### TASK INPUTS
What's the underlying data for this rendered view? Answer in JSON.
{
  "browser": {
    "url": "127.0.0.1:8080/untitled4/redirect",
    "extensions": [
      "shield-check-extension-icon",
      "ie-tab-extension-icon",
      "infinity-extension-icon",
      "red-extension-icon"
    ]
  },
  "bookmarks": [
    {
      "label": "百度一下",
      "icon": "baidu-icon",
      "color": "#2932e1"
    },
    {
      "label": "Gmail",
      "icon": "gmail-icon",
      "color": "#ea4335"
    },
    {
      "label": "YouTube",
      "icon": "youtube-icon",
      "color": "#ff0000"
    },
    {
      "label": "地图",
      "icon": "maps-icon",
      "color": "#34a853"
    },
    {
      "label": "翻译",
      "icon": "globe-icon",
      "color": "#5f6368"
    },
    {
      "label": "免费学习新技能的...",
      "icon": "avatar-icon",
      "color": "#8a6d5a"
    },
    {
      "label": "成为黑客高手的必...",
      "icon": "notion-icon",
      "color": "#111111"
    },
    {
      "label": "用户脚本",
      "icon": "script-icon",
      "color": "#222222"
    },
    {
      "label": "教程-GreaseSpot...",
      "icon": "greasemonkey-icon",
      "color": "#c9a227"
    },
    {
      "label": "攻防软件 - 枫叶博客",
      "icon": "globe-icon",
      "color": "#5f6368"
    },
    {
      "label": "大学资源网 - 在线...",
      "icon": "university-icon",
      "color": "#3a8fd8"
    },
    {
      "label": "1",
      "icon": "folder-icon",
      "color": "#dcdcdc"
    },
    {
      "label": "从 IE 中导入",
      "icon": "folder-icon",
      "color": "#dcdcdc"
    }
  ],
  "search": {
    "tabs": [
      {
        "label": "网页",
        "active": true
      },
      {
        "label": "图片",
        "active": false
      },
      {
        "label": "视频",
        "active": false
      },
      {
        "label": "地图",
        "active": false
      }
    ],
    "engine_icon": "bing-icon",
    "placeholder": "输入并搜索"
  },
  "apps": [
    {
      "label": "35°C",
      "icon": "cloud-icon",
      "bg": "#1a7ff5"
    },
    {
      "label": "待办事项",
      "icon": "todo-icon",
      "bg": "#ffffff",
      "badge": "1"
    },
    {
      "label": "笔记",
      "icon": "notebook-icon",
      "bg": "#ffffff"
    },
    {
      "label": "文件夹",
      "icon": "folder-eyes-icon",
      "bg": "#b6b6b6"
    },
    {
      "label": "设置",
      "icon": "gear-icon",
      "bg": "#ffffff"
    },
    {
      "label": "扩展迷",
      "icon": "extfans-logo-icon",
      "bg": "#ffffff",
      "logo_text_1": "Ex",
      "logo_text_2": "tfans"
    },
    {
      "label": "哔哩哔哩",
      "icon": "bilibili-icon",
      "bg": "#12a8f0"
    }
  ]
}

### TO DO
Each record above should be repeated exactly as it appears.

### PROBLEM SOLUTION
What's the underlying data for this rendered view? Answer in JSON.
{
  "browser": {
    "url": "127.0.0.1:8080/untitled4/redirect",
    "extensions": [
      "shield-check-extension-icon",
      "ie-tab-extension-icon",
      "infinity-extension-icon",
      "red-extension-icon"
    ]
  },
  "bookmarks": [
    {
      "label": "百度一下",
      "icon": "baidu-icon",
      "color": "#2932e1"
    },
    {
      "label": "Gmail",
      "icon": "gmail-icon",
      "color": "#ea4335"
    },
    {
      "label": "YouTube",
      "icon": "youtube-icon",
      "color": "#ff0000"
    },
    {
      "label": "地图",
      "icon": "maps-icon",
      "color": "#34a853"
    },
    {
      "label": "翻译",
      "icon": "globe-icon",
      "color": "#5f6368"
    },
    {
      "label": "免费学习新技能的...",
      "icon": "avatar-icon",
      "color": "#8a6d5a"
    },
    {
      "label": "成为黑客高手的必...",
      "icon": "notion-icon",
      "color": "#111111"
    },
    {
      "label": "用户脚本",
      "icon": "script-icon",
      "color": "#222222"
    },
    {
      "label": "教程-GreaseSpot...",
      "icon": "greasemonkey-icon",
      "color": "#c9a227"
    },
    {
      "label": "攻防软件 - 枫叶博客",
      "icon": "globe-icon",
      "color": "#5f6368"
    },
    {
      "label": "大学资源网 - 在线...",
      "icon": "university-icon",
      "color": "#3a8fd8"
    },
    {
      "label": "1",
      "icon": "folder-icon",
      "color": "#dcdcdc"
    },
    {
      "label": "从 IE 中导入",
      "icon": "folder-icon",
      "color": "#dcdcdc"
    }
  ],
  "search": {
    "tabs": [
      {
        "label": "网页",
        "active": true
      },
      {
        "label": "图片",
        "active": false
      },
      {
        "label": "视频",
        "active": false
      },
      {
        "label": "地图",
        "active": false
      }
    ],
    "engine_icon": "bing-icon",
    "placeholder": "输入并搜索"
  },
  "apps": [
    {
      "label": "35°C",
      "icon": "cloud-icon",
      "bg": "#1a7ff5"
    },
    {
      "label": "待办事项",
      "icon": "todo-icon",
      "bg": "#ffffff",
      "badge": "1"
    },
    {
      "label": "笔记",
      "icon": "notebook-icon",
      "bg": "#ffffff"
    },
    {
      "label": "文件夹",
      "icon": "folder-eyes-icon",
      "bg": "#b6b6b6"
    },
    {
      "label": "设置",
      "icon": "gear-icon",
      "bg": "#ffffff"
    },
    {
      "label": "扩展迷",
      "icon": "extfans-logo-icon",
      "bg": "#ffffff",
      "logo_text_1": "Ex",
      "logo_text_2": "tfans"
    },
    {
      "label": "哔哩哔哩",
      "icon": "bilibili-icon",
      "bg": "#12a8f0"
    }
  ]
}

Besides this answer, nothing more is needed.